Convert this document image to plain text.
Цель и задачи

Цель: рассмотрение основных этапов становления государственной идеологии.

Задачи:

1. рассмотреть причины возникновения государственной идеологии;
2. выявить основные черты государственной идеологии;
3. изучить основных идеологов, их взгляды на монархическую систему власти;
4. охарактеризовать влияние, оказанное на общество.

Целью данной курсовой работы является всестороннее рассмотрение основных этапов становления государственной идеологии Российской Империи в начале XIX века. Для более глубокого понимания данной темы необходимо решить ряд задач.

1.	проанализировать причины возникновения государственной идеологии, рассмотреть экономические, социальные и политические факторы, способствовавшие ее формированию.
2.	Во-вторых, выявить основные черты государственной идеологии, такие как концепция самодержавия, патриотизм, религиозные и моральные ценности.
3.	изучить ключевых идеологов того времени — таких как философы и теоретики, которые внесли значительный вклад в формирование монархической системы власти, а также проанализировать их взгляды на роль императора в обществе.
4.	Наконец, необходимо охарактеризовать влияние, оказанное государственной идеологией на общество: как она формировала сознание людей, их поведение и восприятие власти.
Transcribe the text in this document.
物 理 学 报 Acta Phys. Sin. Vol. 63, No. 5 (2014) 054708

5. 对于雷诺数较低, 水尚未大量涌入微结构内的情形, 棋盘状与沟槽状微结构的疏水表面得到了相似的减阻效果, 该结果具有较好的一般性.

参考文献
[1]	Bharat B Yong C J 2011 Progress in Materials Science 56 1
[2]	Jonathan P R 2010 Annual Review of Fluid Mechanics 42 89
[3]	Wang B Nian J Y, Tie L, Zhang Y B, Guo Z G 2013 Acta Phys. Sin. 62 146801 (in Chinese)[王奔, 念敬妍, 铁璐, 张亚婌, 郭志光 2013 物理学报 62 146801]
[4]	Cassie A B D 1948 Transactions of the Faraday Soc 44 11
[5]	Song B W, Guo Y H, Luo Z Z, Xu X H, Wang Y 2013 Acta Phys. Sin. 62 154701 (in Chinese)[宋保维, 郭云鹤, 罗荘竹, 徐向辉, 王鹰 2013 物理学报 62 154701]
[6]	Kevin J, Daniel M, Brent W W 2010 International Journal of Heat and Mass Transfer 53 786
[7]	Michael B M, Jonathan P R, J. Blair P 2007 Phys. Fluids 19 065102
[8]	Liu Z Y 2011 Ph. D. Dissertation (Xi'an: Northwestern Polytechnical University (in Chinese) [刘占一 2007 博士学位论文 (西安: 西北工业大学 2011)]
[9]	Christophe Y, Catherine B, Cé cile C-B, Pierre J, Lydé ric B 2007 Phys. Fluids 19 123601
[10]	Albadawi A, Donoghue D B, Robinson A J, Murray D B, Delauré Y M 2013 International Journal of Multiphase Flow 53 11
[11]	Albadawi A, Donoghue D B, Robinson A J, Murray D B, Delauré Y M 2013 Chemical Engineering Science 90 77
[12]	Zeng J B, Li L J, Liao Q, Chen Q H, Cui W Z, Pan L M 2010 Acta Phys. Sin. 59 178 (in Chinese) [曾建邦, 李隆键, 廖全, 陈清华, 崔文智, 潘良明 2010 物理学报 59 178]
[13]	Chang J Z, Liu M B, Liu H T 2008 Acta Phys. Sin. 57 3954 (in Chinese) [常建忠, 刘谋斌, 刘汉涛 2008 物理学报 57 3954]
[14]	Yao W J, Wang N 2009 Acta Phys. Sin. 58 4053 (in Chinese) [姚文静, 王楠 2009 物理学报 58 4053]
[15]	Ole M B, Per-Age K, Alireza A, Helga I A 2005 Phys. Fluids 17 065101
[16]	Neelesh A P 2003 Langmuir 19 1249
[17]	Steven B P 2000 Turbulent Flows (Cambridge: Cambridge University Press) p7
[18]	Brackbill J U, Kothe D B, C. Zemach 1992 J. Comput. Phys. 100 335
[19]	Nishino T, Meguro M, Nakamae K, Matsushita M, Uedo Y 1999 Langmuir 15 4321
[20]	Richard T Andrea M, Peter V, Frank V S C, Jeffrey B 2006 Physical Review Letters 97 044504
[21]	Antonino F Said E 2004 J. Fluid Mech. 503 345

■ ■ ■

REQUIRED WORK: Repeat all the entries word for word.

SOLUTION FOR THIS TASK:
Convert this document image to plain text.
Цель и задачи

Цель: рассмотрение основных этапов становления государственной идеологии.

Задачи:

1. рассмотреть причины возникновения государственной идеологии;
2. выявить основные черты государственной идеологии;
3. изучить основных идеологов, их взгляды на монархическую систему власти;
4. охарактеризовать влияние, оказанное на общество.

Целью данной курсовой работы является всестороннее рассмотрение основных этапов становления государственной идеологии Российской Империи в начале XIX века. Для более глубокого понимания данной темы необходимо решить ряд задач.

1.	проанализировать причины возникновения государственной идеологии, рассмотреть экономические, социальные и политические факторы, способствовавшие ее формированию.
2.	Во-вторых, выявить основные черты государственной идеологии, такие как концепция самодержавия, патриотизм, религиозные и моральные ценности.
3.	изучить ключевых идеологов того времени — таких как философы и теоретики, которые внесли значительный вклад в формирование монархической системы власти, а также проанализировать их взгляды на роль императора в обществе.
4.	Наконец, необходимо охарактеризовать влияние, оказанное государственной идеологией на общество: как она формировала сознание людей, их поведение и восприятие власти.
Transcribe the text in this document.
物 理 学 报 Acta Phys. Sin. Vol. 63, No. 5 (2014) 054708

5. 对于雷诺数较低, 水尚未大量涌入微结构内的情形, 棋盘状与沟槽状微结构的疏水表面得到了相似的减阻效果, 该结果具有较好的一般性.

参考文献
[1]	Bharat B Yong C J 2011 Progress in Materials Science 56 1
[2]	Jonathan P R 2010 Annual Review of Fluid Mechanics 42 89
[3]	Wang B Nian J Y, Tie L, Zhang Y B, Guo Z G 2013 Acta Phys. Sin. 62 146801 (in Chinese)[王奔, 念敬妍, 铁璐, 张亚婌, 郭志光 2013 物理学报 62 146801]
[4]	Cassie A B D 1948 Transactions of the Faraday Soc 44 11
[5]	Song B W, Guo Y H, Luo Z Z, Xu X H, Wang Y 2013 Acta Phys. Sin. 62 154701 (in Chinese)[宋保维, 郭云鹤, 罗荘竹, 徐向辉, 王鹰 2013 物理学报 62 154701]
[6]	Kevin J, Daniel M, Brent W W 2010 International Journal of Heat and Mass Transfer 53 786
[7]	Michael B M, Jonathan P R, J. Blair P 2007 Phys. Fluids 19 065102
[8]	Liu Z Y 2011 Ph. D. Dissertation (Xi'an: Northwestern Polytechnical University (in Chinese) [刘占一 2007 博士学位论文 (西安: 西北工业大学 2011)]
[9]	Christophe Y, Catherine B, Cé cile C-B, Pierre J, Lydé ric B 2007 Phys. Fluids 19 123601
[10]	Albadawi A, Donoghue D B, Robinson A J, Murray D B, Delauré Y M 2013 International Journal of Multiphase Flow 53 11
[11]	Albadawi A, Donoghue D B, Robinson A J, Murray D B, Delauré Y M 2013 Chemical Engineering Science 90 77
[12]	Zeng J B, Li L J, Liao Q, Chen Q H, Cui W Z, Pan L M 2010 Acta Phys. Sin. 59 178 (in Chinese) [曾建邦, 李隆键, 廖全, 陈清华, 崔文智, 潘良明 2010 物理学报 59 178]
[13]	Chang J Z, Liu M B, Liu H T 2008 Acta Phys. Sin. 57 3954 (in Chinese) [常建忠, 刘谋斌, 刘汉涛 2008 物理学报 57 3954]
[14]	Yao W J, Wang N 2009 Acta Phys. Sin. 58 4053 (in Chinese) [姚文静, 王楠 2009 物理学报 58 4053]
[15]	Ole M B, Per-Age K, Alireza A, Helga I A 2005 Phys. Fluids 17 065101
[16]	Neelesh A P 2003 Langmuir 19 1249
[17]	Steven B P 2000 Turbulent Flows (Cambridge: Cambridge University Press) p7
[18]	Brackbill J U, Kothe D B, C. Zemach 1992 J. Comput. Phys. 100 335
[19]	Nishino T, Meguro M, Nakamae K, Matsushita M, Uedo Y 1999 Langmuir 15 4321
[20]	Richard T Andrea M, Peter V, Frank V S C, Jeffrey B 2006 Physical Review Letters 97 044504
[21]	Antonino F Said E 2004 J. Fluid Mech. 503 345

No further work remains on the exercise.